= What you are asked to do =
Reproduce each line bearing the word "JSON".

= Input material =
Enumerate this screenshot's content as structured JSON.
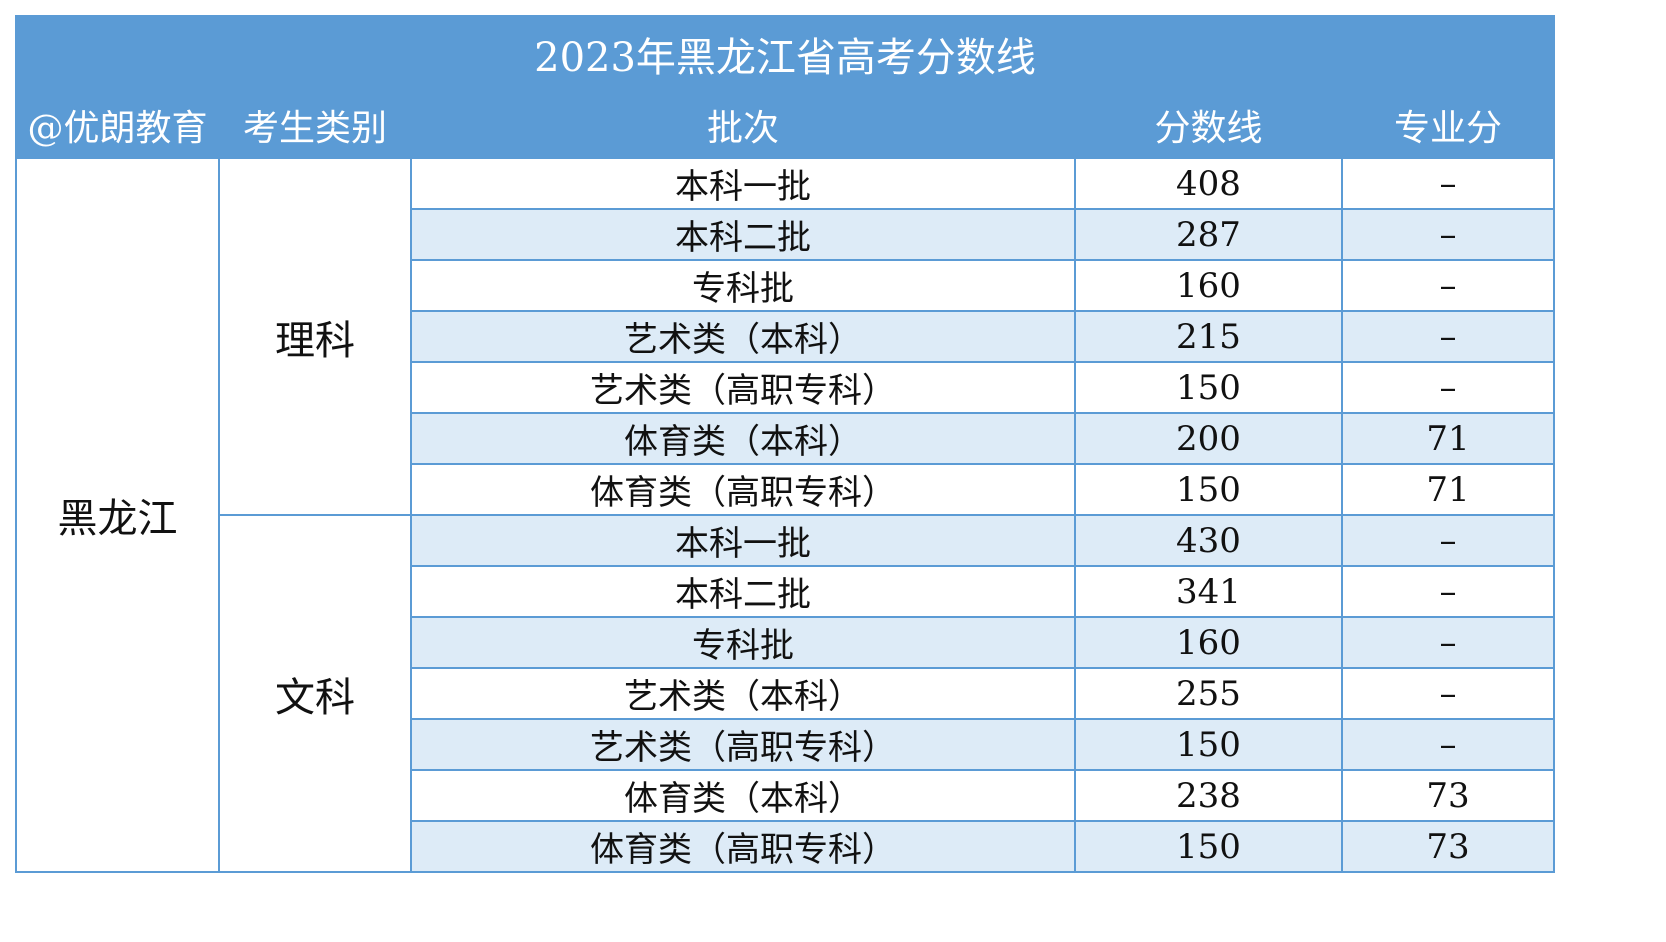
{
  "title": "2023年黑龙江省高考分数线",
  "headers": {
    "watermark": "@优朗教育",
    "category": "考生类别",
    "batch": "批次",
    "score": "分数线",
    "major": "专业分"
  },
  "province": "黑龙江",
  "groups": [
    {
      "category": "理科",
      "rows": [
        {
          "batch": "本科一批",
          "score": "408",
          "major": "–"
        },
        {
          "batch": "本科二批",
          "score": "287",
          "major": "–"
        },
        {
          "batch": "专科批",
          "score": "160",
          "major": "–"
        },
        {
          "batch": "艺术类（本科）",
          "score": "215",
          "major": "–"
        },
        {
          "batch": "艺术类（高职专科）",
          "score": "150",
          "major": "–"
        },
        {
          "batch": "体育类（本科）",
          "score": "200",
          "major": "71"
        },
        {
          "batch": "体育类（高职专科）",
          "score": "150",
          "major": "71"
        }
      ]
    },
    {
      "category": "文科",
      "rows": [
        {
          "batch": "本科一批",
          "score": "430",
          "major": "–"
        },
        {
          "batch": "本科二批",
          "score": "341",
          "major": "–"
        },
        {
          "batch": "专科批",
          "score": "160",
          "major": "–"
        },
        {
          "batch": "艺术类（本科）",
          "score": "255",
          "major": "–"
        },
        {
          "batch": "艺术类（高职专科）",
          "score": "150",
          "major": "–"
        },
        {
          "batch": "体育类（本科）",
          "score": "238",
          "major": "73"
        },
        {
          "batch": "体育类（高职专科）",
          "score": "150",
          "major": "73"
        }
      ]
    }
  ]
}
...
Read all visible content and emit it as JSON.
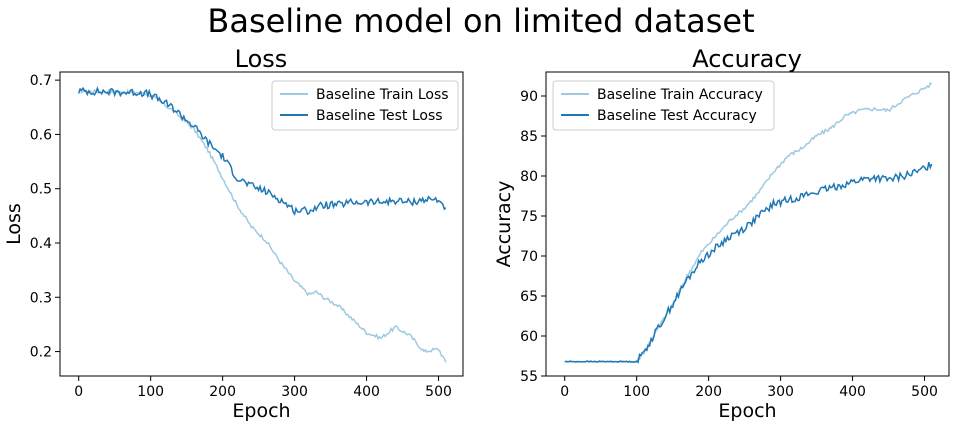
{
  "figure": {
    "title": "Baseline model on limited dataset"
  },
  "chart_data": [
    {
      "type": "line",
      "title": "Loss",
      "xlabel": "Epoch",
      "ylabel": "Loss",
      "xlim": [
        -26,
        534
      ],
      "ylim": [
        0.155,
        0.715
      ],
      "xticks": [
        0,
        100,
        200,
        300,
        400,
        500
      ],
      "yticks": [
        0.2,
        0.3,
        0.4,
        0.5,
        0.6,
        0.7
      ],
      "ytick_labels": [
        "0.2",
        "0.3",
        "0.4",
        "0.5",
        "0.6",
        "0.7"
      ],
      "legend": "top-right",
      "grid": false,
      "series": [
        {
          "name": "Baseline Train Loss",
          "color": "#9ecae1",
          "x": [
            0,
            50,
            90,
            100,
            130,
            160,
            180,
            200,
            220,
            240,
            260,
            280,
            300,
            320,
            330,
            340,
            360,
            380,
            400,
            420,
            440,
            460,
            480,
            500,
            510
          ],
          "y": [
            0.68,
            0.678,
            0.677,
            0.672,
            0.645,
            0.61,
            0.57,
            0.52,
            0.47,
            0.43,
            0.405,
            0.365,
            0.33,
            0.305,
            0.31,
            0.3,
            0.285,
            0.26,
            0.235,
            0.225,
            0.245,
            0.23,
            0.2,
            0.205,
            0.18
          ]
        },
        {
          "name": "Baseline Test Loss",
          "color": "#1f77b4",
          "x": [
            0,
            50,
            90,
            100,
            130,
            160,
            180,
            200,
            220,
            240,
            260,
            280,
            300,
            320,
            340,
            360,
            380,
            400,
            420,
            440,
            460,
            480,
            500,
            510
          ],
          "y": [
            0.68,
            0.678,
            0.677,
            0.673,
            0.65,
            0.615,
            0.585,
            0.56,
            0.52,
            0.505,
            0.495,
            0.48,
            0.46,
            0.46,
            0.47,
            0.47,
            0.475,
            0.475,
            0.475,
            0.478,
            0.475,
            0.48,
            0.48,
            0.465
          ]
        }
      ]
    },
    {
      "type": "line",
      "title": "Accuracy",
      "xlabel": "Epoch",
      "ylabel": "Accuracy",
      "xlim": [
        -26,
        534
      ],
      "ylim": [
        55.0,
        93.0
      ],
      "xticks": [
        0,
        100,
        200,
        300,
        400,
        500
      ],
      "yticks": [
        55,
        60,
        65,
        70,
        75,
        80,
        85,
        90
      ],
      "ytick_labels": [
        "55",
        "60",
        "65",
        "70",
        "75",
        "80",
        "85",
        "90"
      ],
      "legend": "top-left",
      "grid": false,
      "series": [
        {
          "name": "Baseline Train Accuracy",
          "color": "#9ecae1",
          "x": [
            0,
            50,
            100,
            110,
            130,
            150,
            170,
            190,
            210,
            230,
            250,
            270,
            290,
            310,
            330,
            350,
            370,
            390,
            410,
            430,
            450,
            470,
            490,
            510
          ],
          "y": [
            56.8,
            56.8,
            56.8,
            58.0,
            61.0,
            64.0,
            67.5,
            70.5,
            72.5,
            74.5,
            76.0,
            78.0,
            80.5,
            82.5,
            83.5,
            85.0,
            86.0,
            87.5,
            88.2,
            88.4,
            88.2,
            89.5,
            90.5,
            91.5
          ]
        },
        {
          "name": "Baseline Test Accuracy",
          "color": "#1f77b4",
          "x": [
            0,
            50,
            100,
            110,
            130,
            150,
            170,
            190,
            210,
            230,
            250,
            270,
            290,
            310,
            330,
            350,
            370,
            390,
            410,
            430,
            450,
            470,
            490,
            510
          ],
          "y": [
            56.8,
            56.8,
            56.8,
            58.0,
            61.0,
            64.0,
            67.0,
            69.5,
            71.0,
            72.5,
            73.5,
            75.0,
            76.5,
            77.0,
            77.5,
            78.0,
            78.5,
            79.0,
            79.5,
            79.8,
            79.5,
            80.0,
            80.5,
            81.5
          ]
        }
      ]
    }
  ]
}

= Solved exercise =
Enumerate this screenshot's content as structured JSON.
Read all visible content and emit it as JSON.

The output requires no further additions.